[Stored data entries]
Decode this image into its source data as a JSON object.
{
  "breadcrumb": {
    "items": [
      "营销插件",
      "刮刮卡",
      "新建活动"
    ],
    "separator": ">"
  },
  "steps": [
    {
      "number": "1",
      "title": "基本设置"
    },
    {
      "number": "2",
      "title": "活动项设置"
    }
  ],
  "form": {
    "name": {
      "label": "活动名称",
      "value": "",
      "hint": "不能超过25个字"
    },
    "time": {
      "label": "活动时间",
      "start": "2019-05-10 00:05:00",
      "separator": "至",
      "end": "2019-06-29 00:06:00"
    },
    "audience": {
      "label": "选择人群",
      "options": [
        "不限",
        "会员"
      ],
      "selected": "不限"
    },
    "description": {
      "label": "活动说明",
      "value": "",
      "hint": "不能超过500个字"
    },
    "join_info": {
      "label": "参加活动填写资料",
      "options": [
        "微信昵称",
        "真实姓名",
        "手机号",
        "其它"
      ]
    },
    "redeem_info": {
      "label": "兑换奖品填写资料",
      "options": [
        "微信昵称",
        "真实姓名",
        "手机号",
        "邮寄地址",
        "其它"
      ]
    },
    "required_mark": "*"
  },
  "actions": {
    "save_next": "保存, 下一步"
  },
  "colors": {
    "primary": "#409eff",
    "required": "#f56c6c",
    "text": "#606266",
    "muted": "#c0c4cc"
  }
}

◆ WHAT NEEDS TO BE DONE ◆
Please output the complete data exactly.

◆ IN RESPONSE ◆
Decode this image into its source data as a JSON object.
{
  "breadcrumb": {
    "items": [
      "营销插件",
      "刮刮卡",
      "新建活动"
    ],
    "separator": ">"
  },
  "steps": [
    {
      "number": "1",
      "title": "基本设置"
    },
    {
      "number": "2",
      "title": "活动项设置"
    }
  ],
  "form": {
    "name": {
      "label": "活动名称",
      "value": "",
      "hint": "不能超过25个字"
    },
    "time": {
      "label": "活动时间",
      "start": "2019-05-10 00:05:00",
      "separator": "至",
      "end": "2019-06-29 00:06:00"
    },
    "audience": {
      "label": "选择人群",
      "options": [
        "不限",
        "会员"
      ],
      "selected": "不限"
    },
    "description": {
      "label": "活动说明",
      "value": "",
      "hint": "不能超过500个字"
    },
    "join_info": {
      "label": "参加活动填写资料",
      "options": [
        "微信昵称",
        "真实姓名",
        "手机号",
        "其它"
      ]
    },
    "redeem_info": {
      "label": "兑换奖品填写资料",
      "options": [
        "微信昵称",
        "真实姓名",
        "手机号",
        "邮寄地址",
        "其它"
      ]
    },
    "required_mark": "*"
  },
  "actions": {
    "save_next": "保存, 下一步"
  },
  "colors": {
    "primary": "#409eff",
    "required": "#f56c6c",
    "text": "#606266",
    "muted": "#c0c4cc"
  }
}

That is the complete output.